#### [Task goal]
Find the string "June" in the records. Copy every line it appears in.

#### [Records]
┄┄┄┄┄┄┄┄┄┄

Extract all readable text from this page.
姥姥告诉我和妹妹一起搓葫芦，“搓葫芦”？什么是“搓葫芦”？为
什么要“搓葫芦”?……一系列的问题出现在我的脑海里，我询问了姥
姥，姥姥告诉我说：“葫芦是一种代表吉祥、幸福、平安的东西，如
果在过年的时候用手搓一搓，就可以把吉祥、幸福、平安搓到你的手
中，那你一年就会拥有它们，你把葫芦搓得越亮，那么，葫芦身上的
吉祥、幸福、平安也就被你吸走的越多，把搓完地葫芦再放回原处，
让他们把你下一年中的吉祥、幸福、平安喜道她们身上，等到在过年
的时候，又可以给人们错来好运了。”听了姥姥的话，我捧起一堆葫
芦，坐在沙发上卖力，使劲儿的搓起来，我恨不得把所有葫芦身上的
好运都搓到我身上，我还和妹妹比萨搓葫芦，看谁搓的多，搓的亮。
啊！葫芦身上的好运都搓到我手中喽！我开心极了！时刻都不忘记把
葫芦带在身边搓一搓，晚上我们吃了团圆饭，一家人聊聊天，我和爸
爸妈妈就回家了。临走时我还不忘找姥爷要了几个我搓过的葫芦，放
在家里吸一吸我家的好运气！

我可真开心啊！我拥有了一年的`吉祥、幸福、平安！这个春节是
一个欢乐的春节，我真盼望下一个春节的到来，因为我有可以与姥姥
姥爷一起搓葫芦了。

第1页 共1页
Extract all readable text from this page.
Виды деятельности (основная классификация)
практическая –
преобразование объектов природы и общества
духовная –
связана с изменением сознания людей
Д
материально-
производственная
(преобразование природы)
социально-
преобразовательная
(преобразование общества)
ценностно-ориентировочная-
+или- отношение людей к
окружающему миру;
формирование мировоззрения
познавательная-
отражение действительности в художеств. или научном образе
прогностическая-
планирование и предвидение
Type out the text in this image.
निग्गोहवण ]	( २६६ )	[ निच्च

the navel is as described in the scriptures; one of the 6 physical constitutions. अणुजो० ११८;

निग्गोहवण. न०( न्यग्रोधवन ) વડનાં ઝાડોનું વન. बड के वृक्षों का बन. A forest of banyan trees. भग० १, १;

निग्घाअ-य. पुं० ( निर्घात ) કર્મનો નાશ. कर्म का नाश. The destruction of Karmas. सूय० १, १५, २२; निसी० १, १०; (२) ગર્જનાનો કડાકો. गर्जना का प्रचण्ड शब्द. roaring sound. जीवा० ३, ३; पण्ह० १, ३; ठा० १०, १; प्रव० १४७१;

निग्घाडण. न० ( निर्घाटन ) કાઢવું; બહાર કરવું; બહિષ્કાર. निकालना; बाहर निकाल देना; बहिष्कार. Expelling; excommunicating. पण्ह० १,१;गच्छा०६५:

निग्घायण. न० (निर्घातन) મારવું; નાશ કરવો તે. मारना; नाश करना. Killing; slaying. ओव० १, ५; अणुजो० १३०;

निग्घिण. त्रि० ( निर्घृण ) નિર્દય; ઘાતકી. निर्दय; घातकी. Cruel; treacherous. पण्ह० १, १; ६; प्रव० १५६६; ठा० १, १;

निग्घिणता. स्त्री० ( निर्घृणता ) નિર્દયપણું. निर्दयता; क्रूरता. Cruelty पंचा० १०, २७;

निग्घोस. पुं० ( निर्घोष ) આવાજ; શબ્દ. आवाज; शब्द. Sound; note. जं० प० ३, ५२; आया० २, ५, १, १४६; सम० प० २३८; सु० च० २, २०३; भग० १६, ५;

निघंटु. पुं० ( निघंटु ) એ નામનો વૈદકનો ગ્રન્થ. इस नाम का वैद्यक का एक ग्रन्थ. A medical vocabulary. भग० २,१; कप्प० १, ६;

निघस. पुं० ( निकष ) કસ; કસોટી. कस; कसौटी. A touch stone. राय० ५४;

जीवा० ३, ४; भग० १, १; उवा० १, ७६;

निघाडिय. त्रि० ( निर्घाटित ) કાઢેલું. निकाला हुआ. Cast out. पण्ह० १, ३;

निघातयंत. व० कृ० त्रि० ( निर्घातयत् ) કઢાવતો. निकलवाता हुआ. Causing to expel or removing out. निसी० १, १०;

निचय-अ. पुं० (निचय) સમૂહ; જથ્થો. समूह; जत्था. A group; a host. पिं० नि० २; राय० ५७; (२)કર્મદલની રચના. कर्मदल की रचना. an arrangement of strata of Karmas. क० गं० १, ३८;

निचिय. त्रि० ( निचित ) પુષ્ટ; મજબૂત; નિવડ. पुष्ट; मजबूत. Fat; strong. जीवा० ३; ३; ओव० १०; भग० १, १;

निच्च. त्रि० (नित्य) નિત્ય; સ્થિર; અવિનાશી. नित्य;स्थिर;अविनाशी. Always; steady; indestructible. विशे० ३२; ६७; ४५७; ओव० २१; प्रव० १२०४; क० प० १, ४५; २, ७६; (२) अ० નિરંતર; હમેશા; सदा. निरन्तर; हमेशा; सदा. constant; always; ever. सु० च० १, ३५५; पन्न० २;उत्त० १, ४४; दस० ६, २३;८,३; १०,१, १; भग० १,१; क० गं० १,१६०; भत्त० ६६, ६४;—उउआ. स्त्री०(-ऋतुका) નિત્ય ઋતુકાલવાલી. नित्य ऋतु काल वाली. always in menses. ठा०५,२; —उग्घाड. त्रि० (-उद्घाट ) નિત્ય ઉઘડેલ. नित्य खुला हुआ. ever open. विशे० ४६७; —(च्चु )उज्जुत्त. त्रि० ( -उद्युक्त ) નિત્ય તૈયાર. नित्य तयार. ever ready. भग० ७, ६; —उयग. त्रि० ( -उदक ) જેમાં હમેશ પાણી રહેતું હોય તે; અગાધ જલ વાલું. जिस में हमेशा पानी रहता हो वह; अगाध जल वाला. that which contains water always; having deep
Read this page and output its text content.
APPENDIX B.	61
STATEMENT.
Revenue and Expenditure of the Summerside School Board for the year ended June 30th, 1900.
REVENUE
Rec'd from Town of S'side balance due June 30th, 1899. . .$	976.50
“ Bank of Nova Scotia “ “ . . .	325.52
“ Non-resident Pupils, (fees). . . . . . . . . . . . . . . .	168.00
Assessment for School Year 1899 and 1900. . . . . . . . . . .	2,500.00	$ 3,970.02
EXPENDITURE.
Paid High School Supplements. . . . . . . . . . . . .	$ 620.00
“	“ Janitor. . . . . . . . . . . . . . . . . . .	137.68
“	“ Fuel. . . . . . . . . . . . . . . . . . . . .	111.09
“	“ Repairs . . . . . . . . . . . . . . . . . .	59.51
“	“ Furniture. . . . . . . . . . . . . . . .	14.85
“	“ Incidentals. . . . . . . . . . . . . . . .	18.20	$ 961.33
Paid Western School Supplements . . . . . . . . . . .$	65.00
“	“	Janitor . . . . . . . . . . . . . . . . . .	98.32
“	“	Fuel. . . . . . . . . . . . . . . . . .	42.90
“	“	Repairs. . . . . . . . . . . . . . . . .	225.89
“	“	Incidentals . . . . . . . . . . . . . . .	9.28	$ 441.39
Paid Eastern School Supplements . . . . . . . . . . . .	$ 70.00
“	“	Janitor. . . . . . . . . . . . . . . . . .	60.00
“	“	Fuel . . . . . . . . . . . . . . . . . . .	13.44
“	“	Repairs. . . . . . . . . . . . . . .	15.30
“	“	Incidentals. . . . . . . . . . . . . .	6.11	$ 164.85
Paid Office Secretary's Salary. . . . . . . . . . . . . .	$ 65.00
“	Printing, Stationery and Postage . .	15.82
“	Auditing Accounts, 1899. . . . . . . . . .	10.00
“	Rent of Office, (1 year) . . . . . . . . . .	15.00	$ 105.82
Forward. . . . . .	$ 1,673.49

┄┄┄┄┄┄┄┄┄┄

#### [Solution below]
Revenue and Expenditure of the Summerside School Board for the year ended June 30th, 1900.
Rec'd from Town of S'side balance due June 30th, 1899. . .$	976.50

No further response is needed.